> Data rows:
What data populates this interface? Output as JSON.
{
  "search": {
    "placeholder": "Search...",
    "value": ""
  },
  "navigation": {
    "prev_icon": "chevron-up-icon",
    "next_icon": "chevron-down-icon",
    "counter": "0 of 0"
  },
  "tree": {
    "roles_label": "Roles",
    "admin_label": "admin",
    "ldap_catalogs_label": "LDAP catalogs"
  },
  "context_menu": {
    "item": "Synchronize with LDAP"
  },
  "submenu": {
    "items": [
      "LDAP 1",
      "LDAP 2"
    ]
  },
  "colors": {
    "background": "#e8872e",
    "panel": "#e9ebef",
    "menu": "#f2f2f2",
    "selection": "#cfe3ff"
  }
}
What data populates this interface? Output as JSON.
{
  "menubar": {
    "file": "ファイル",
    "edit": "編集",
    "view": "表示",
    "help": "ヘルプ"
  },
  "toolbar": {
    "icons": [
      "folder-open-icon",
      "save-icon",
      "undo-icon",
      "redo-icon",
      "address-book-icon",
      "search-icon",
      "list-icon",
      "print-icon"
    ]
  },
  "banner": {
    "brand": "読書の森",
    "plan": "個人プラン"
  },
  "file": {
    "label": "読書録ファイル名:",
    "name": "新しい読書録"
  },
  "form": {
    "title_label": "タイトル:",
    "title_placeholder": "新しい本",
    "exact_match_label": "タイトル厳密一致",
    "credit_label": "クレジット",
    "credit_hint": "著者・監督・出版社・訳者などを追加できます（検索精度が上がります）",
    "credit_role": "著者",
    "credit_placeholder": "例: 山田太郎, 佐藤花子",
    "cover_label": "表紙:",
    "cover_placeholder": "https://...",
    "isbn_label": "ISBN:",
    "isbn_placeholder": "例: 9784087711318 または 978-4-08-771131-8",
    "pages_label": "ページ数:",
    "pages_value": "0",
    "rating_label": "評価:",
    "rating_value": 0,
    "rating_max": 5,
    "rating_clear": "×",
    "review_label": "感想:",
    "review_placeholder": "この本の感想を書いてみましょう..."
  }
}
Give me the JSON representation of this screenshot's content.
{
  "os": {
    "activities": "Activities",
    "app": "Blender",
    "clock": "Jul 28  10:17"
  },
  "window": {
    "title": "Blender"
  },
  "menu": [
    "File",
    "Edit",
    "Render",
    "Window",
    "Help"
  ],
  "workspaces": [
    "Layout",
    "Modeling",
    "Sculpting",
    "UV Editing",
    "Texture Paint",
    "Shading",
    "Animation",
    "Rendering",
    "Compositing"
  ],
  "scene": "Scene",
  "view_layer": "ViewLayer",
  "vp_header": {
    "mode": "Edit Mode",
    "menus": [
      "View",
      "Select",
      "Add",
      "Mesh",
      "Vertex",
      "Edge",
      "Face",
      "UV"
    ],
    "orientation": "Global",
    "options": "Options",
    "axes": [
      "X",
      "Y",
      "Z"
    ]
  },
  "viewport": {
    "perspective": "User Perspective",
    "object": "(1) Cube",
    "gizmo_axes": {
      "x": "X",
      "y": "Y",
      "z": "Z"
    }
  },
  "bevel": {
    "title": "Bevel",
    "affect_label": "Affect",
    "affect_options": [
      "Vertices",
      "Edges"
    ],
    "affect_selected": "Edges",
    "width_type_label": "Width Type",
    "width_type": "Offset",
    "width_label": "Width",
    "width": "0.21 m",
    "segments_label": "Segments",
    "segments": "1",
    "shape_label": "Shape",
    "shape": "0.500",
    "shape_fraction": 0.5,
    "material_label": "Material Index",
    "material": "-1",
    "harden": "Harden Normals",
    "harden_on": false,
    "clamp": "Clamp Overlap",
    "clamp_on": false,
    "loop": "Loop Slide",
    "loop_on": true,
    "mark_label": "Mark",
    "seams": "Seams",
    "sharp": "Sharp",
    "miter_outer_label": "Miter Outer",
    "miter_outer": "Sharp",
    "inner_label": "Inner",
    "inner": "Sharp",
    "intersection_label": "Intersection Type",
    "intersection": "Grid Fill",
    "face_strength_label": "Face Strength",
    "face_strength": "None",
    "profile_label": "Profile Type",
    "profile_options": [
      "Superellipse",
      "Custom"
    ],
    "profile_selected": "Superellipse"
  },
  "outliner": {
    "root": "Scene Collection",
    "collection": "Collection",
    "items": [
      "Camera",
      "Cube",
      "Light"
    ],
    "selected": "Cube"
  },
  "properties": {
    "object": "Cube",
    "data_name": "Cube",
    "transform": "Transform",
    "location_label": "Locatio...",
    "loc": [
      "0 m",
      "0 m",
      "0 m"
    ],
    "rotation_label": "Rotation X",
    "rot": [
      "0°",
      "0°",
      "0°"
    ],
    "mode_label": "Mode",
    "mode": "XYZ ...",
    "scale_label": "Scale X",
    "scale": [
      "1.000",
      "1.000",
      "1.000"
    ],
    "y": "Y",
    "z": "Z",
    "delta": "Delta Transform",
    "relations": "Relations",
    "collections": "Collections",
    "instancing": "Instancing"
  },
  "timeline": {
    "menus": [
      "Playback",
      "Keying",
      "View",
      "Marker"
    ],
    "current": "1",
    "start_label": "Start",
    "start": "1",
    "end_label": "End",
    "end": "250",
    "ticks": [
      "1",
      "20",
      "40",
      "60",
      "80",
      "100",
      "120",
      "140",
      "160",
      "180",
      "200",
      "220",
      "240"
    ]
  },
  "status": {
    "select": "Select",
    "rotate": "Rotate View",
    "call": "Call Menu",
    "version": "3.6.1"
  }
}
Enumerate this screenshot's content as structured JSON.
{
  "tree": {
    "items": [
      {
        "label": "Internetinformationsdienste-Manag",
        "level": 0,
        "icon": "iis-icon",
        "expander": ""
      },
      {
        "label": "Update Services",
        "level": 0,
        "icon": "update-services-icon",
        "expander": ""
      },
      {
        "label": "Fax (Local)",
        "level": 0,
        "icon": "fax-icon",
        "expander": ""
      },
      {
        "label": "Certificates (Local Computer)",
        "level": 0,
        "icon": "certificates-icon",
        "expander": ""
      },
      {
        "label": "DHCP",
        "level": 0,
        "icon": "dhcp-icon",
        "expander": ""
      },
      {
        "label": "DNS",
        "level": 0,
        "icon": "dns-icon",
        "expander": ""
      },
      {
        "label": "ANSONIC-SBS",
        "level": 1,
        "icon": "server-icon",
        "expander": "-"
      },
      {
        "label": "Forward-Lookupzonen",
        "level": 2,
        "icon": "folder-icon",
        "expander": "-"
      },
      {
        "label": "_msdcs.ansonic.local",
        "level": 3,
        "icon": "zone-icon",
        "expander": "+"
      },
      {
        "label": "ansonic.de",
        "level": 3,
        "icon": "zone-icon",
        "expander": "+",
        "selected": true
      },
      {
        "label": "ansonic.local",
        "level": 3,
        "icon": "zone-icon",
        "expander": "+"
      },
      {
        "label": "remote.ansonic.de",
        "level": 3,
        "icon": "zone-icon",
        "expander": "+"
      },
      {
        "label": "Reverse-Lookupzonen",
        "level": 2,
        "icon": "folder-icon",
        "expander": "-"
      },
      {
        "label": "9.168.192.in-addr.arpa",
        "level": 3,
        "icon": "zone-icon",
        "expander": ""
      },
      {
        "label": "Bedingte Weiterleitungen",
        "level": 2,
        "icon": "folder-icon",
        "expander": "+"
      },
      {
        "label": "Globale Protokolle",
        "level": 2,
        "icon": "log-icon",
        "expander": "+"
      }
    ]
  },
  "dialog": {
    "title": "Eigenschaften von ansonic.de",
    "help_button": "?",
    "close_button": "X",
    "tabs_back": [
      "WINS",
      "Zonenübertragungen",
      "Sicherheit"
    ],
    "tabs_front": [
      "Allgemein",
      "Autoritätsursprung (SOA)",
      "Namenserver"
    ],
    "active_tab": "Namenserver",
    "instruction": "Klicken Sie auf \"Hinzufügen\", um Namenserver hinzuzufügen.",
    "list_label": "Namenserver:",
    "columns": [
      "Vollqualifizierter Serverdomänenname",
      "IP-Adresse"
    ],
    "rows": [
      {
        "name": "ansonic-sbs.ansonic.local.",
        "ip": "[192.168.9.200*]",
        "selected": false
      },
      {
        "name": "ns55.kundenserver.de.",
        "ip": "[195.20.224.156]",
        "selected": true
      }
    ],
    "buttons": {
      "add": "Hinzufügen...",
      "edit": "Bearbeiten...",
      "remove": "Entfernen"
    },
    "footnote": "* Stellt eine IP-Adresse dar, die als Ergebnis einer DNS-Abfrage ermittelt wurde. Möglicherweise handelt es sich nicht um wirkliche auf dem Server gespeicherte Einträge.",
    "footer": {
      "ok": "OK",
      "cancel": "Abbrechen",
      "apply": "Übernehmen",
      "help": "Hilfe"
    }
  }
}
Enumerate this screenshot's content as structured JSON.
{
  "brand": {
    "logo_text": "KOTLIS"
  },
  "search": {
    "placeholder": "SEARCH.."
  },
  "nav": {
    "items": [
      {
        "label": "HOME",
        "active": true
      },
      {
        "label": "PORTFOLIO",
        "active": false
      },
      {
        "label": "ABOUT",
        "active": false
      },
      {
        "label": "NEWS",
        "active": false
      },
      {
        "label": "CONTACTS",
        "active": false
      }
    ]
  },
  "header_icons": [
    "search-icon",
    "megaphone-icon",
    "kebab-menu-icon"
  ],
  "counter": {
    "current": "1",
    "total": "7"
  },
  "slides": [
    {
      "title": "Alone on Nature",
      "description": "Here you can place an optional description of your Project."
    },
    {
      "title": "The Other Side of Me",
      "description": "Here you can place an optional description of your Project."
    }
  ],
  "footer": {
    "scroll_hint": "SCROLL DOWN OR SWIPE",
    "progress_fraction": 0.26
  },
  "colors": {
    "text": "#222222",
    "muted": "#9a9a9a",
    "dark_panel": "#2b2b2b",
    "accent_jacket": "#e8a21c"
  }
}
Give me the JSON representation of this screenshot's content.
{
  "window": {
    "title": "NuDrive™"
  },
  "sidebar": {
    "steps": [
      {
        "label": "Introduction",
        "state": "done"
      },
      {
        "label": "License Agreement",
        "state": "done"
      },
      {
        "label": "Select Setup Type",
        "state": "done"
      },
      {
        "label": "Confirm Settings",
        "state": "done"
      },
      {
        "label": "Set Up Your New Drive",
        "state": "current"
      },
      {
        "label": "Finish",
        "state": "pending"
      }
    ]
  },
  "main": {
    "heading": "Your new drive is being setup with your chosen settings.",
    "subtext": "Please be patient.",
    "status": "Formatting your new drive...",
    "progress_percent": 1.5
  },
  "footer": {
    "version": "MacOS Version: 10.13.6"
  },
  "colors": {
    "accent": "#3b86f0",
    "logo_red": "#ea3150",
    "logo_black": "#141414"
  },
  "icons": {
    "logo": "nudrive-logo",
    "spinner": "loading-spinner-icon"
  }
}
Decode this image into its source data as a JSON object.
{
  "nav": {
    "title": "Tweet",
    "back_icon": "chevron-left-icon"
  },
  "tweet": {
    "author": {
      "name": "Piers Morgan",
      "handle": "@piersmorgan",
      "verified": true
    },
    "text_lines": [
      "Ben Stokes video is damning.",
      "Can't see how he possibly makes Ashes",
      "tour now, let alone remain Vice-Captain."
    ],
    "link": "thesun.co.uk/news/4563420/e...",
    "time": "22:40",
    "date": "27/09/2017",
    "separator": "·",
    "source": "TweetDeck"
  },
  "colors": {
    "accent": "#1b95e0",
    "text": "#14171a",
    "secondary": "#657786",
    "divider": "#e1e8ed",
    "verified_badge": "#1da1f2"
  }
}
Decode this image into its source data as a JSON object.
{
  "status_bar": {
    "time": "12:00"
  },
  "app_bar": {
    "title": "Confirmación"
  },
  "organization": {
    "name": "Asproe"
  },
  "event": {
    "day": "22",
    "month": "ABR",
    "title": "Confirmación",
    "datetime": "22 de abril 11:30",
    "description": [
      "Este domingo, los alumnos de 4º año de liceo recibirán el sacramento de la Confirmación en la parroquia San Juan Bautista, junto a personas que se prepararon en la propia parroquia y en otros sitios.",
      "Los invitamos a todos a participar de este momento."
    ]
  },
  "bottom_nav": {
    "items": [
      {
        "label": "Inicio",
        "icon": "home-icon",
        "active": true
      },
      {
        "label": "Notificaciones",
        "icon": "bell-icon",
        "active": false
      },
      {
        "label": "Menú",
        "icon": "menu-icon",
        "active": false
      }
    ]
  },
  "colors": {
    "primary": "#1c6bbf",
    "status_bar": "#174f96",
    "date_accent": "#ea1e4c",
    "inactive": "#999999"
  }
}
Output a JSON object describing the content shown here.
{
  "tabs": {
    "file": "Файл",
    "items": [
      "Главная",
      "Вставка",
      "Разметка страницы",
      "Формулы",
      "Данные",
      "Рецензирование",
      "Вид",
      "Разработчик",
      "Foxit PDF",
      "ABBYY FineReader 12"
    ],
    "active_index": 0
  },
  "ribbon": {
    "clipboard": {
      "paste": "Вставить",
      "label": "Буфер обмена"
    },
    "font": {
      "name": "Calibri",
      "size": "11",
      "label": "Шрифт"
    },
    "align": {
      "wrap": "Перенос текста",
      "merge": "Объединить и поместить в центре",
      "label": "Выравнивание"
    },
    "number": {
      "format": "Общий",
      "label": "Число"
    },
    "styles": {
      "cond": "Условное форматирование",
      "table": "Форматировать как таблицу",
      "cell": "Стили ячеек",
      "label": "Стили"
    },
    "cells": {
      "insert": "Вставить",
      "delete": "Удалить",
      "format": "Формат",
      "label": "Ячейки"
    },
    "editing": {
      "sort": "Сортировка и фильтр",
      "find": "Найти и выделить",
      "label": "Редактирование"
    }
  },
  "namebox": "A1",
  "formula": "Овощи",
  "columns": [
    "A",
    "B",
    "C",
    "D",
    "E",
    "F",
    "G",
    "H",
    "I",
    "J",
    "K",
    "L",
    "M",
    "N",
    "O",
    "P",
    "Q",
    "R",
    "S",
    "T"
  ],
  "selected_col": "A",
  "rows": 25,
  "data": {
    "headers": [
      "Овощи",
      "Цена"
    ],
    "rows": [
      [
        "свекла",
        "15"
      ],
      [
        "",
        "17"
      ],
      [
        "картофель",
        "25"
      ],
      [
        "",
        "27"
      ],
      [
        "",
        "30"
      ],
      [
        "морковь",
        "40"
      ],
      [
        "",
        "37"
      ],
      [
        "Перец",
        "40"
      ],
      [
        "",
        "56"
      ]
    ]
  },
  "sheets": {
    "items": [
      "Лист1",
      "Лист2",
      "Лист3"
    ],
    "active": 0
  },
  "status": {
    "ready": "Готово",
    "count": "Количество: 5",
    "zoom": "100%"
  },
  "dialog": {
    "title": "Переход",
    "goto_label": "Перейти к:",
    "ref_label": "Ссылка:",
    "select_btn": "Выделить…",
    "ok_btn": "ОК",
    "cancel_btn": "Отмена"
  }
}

> What to produce: Show each line of the listing that holds the string "Adresse".

> Written answer:
      "IP-Adresse"
    "footnote": "* Stellt eine IP-Adresse dar, die als Ergebnis einer DNS-Abfrage ermittelt wurde. Möglicherweise handelt es sich nicht um wirkliche auf dem Server gespeicherte Einträge.",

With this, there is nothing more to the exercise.